Exercise brief
Scan the records for the word "solvents". Report each line where it occurs.

Recorded information

+ + + +

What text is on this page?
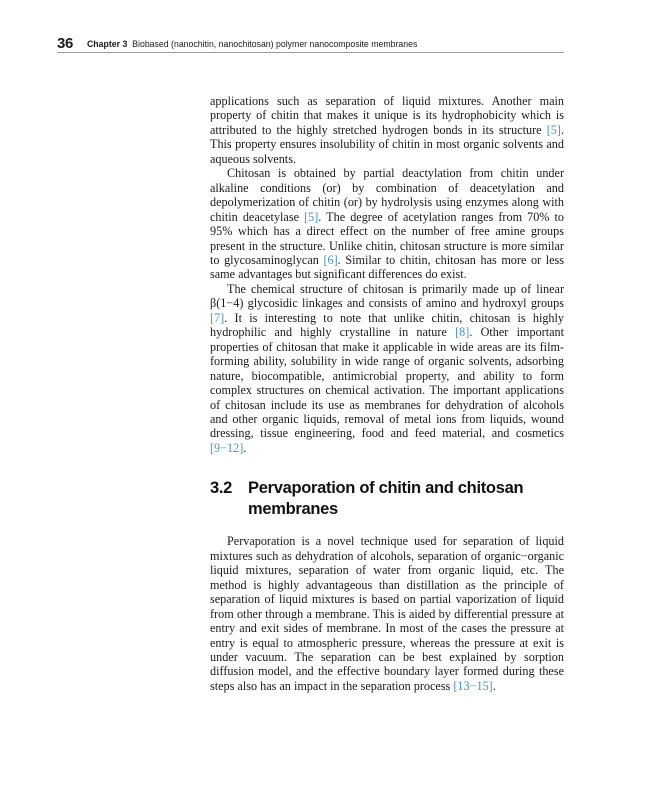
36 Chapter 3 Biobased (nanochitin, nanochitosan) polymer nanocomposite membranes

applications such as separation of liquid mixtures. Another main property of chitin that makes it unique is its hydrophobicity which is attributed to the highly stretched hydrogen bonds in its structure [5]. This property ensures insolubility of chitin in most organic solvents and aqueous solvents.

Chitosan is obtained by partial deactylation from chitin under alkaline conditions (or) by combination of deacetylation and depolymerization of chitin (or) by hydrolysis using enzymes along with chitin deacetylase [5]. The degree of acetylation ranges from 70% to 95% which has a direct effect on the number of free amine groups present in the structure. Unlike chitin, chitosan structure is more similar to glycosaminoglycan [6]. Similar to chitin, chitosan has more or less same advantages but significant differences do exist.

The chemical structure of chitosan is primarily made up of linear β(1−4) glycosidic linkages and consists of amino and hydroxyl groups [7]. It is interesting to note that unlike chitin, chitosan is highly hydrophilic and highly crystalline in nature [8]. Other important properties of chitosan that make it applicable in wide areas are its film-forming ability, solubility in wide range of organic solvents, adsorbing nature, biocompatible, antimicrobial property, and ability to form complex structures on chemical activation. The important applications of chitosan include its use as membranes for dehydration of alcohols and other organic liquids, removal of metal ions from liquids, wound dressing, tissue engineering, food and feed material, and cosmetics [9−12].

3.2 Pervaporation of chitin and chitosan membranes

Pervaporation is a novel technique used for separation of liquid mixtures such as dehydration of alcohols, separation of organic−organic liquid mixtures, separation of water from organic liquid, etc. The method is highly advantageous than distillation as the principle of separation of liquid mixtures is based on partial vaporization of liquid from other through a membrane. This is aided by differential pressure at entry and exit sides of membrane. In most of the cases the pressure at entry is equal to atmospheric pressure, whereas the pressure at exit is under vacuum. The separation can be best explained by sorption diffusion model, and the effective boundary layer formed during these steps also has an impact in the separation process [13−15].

+ + + +

Output below
applications such as separation of liquid mixtures. Another main property of chitin that makes it unique is its hydrophobicity which is attributed to the highly stretched hydrogen bonds in its structure [5]. This property ensures insolubility of chitin in most organic solvents and aqueous solvents.
The chemical structure of chitosan is primarily made up of linear β(1−4) glycosidic linkages and consists of amino and hydroxyl groups [7]. It is interesting to note that unlike chitin, chitosan is highly hydrophilic and highly crystalline in nature [8]. Other important properties of chitosan that make it applicable in wide areas are its film-forming ability, solubility in wide range of organic solvents, adsorbing nature, biocompatible, antimicrobial property, and ability to form complex structures on chemical activation. The important applications of chitosan include its use as membranes for dehydration of alcohols and other organic liquids, removal of metal ions from liquids, wound dressing, tissue engineering, food and feed material, and cosmetics [9−12].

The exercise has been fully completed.